[Goal] Please write out the complete listing that follows, exactly as it reads.

* start Data entries *

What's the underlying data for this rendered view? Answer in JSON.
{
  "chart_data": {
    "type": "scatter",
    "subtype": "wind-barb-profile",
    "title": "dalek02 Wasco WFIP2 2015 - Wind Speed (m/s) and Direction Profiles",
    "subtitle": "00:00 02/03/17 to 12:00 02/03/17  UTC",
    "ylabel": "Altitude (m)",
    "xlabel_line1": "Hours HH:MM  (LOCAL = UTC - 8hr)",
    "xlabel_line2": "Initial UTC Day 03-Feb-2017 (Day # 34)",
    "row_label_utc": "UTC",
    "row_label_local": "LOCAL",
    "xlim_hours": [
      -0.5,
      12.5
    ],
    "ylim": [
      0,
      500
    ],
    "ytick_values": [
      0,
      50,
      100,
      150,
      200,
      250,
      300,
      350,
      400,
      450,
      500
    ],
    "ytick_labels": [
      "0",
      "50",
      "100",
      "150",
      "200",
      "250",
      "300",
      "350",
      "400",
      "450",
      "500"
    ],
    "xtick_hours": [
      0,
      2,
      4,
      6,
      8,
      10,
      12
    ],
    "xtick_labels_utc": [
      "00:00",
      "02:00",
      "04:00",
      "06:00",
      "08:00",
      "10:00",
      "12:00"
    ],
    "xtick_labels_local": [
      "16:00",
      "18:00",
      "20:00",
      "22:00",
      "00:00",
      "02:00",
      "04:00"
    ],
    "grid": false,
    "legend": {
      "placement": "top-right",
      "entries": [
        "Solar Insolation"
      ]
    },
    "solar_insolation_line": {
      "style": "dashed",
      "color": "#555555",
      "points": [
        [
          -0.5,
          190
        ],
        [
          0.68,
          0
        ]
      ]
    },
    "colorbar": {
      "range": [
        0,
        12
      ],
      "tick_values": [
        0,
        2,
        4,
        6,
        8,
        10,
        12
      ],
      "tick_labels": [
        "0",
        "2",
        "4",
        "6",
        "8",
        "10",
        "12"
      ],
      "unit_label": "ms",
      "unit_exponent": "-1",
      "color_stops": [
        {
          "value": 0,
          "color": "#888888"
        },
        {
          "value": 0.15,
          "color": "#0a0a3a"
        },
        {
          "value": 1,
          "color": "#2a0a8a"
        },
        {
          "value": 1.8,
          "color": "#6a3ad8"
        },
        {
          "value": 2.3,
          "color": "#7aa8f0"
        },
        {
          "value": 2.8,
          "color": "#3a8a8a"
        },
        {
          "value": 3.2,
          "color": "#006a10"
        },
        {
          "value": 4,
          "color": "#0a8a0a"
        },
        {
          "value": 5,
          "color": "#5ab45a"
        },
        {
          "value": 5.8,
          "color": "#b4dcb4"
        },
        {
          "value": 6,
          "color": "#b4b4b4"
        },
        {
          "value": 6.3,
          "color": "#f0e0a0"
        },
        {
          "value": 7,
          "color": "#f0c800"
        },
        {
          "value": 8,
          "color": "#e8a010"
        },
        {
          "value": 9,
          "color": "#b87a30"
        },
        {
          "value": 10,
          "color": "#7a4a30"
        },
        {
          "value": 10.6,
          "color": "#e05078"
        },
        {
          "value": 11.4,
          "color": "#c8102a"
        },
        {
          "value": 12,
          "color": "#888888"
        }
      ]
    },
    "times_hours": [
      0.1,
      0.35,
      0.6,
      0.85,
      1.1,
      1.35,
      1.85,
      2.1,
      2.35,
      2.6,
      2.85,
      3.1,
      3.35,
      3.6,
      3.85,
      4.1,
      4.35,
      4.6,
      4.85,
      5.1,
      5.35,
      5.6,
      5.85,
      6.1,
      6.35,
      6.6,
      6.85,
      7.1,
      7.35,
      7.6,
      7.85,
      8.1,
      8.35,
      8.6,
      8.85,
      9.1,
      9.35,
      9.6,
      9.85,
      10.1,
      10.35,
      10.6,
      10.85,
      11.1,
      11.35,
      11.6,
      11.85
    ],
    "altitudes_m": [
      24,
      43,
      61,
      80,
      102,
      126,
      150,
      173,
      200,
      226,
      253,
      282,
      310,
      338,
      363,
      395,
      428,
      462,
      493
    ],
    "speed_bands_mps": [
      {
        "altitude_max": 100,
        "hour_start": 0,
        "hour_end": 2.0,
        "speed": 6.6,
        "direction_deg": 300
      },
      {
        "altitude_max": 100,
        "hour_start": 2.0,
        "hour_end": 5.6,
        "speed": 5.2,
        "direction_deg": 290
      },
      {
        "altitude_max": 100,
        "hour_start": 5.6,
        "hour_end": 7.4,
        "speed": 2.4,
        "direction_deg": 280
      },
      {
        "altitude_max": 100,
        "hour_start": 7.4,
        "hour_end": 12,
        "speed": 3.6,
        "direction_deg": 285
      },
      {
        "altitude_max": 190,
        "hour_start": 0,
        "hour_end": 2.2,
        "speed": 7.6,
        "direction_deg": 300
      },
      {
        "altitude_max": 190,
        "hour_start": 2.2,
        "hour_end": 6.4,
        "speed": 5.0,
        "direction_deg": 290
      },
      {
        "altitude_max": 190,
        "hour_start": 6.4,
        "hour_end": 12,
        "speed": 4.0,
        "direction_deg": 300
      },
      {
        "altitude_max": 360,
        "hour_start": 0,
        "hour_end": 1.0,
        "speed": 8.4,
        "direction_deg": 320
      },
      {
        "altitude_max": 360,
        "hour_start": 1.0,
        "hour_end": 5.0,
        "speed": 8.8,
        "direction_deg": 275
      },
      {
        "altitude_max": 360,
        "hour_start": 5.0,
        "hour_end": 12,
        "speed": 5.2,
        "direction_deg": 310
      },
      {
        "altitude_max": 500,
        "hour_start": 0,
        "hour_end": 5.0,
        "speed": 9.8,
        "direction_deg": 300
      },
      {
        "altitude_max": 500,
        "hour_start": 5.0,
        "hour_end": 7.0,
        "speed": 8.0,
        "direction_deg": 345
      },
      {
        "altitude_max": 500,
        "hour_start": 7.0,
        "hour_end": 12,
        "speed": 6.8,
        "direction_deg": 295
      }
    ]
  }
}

* end Data entries *

[Response to this task]
What's the underlying data for this rendered view? Answer in JSON.
{
  "chart_data": {
    "type": "scatter",
    "subtype": "wind-barb-profile",
    "title": "dalek02 Wasco WFIP2 2015 - Wind Speed (m/s) and Direction Profiles",
    "subtitle": "00:00 02/03/17 to 12:00 02/03/17  UTC",
    "ylabel": "Altitude (m)",
    "xlabel_line1": "Hours HH:MM  (LOCAL = UTC - 8hr)",
    "xlabel_line2": "Initial UTC Day 03-Feb-2017 (Day # 34)",
    "row_label_utc": "UTC",
    "row_label_local": "LOCAL",
    "xlim_hours": [
      -0.5,
      12.5
    ],
    "ylim": [
      0,
      500
    ],
    "ytick_values": [
      0,
      50,
      100,
      150,
      200,
      250,
      300,
      350,
      400,
      450,
      500
    ],
    "ytick_labels": [
      "0",
      "50",
      "100",
      "150",
      "200",
      "250",
      "300",
      "350",
      "400",
      "450",
      "500"
    ],
    "xtick_hours": [
      0,
      2,
      4,
      6,
      8,
      10,
      12
    ],
    "xtick_labels_utc": [
      "00:00",
      "02:00",
      "04:00",
      "06:00",
      "08:00",
      "10:00",
      "12:00"
    ],
    "xtick_labels_local": [
      "16:00",
      "18:00",
      "20:00",
      "22:00",
      "00:00",
      "02:00",
      "04:00"
    ],
    "grid": false,
    "legend": {
      "placement": "top-right",
      "entries": [
        "Solar Insolation"
      ]
    },
    "solar_insolation_line": {
      "style": "dashed",
      "color": "#555555",
      "points": [
        [
          -0.5,
          190
        ],
        [
          0.68,
          0
        ]
      ]
    },
    "colorbar": {
      "range": [
        0,
        12
      ],
      "tick_values": [
        0,
        2,
        4,
        6,
        8,
        10,
        12
      ],
      "tick_labels": [
        "0",
        "2",
        "4",
        "6",
        "8",
        "10",
        "12"
      ],
      "unit_label": "ms",
      "unit_exponent": "-1",
      "color_stops": [
        {
          "value": 0,
          "color": "#888888"
        },
        {
          "value": 0.15,
          "color": "#0a0a3a"
        },
        {
          "value": 1,
          "color": "#2a0a8a"
        },
        {
          "value": 1.8,
          "color": "#6a3ad8"
        },
        {
          "value": 2.3,
          "color": "#7aa8f0"
        },
        {
          "value": 2.8,
          "color": "#3a8a8a"
        },
        {
          "value": 3.2,
          "color": "#006a10"
        },
        {
          "value": 4,
          "color": "#0a8a0a"
        },
        {
          "value": 5,
          "color": "#5ab45a"
        },
        {
          "value": 5.8,
          "color": "#b4dcb4"
        },
        {
          "value": 6,
          "color": "#b4b4b4"
        },
        {
          "value": 6.3,
          "color": "#f0e0a0"
        },
        {
          "value": 7,
          "color": "#f0c800"
        },
        {
          "value": 8,
          "color": "#e8a010"
        },
        {
          "value": 9,
          "color": "#b87a30"
        },
        {
          "value": 10,
          "color": "#7a4a30"
        },
        {
          "value": 10.6,
          "color": "#e05078"
        },
        {
          "value": 11.4,
          "color": "#c8102a"
        },
        {
          "value": 12,
          "color": "#888888"
        }
      ]
    },
    "times_hours": [
      0.1,
      0.35,
      0.6,
      0.85,
      1.1,
      1.35,
      1.85,
      2.1,
      2.35,
      2.6,
      2.85,
      3.1,
      3.35,
      3.6,
      3.85,
      4.1,
      4.35,
      4.6,
      4.85,
      5.1,
      5.35,
      5.6,
      5.85,
      6.1,
      6.35,
      6.6,
      6.85,
      7.1,
      7.35,
      7.6,
      7.85,
      8.1,
      8.35,
      8.6,
      8.85,
      9.1,
      9.35,
      9.6,
      9.85,
      10.1,
      10.35,
      10.6,
      10.85,
      11.1,
      11.35,
      11.6,
      11.85
    ],
    "altitudes_m": [
      24,
      43,
      61,
      80,
      102,
      126,
      150,
      173,
      200,
      226,
      253,
      282,
      310,
      338,
      363,
      395,
      428,
      462,
      493
    ],
    "speed_bands_mps": [
      {
        "altitude_max": 100,
        "hour_start": 0,
        "hour_end": 2.0,
        "speed": 6.6,
        "direction_deg": 300
      },
      {
        "altitude_max": 100,
        "hour_start": 2.0,
        "hour_end": 5.6,
        "speed": 5.2,
        "direction_deg": 290
      },
      {
        "altitude_max": 100,
        "hour_start": 5.6,
        "hour_end": 7.4,
        "speed": 2.4,
        "direction_deg": 280
      },
      {
        "altitude_max": 100,
        "hour_start": 7.4,
        "hour_end": 12,
        "speed": 3.6,
        "direction_deg": 285
      },
      {
        "altitude_max": 190,
        "hour_start": 0,
        "hour_end": 2.2,
        "speed": 7.6,
        "direction_deg": 300
      },
      {
        "altitude_max": 190,
        "hour_start": 2.2,
        "hour_end": 6.4,
        "speed": 5.0,
        "direction_deg": 290
      },
      {
        "altitude_max": 190,
        "hour_start": 6.4,
        "hour_end": 12,
        "speed": 4.0,
        "direction_deg": 300
      },
      {
        "altitude_max": 360,
        "hour_start": 0,
        "hour_end": 1.0,
        "speed": 8.4,
        "direction_deg": 320
      },
      {
        "altitude_max": 360,
        "hour_start": 1.0,
        "hour_end": 5.0,
        "speed": 8.8,
        "direction_deg": 275
      },
      {
        "altitude_max": 360,
        "hour_start": 5.0,
        "hour_end": 12,
        "speed": 5.2,
        "direction_deg": 310
      },
      {
        "altitude_max": 500,
        "hour_start": 0,
        "hour_end": 5.0,
        "speed": 9.8,
        "direction_deg": 300
      },
      {
        "altitude_max": 500,
        "hour_start": 5.0,
        "hour_end": 7.0,
        "speed": 8.0,
        "direction_deg": 345
      },
      {
        "altitude_max": 500,
        "hour_start": 7.0,
        "hour_end": 12,
        "speed": 6.8,
        "direction_deg": 295
      }
    ]
  }
}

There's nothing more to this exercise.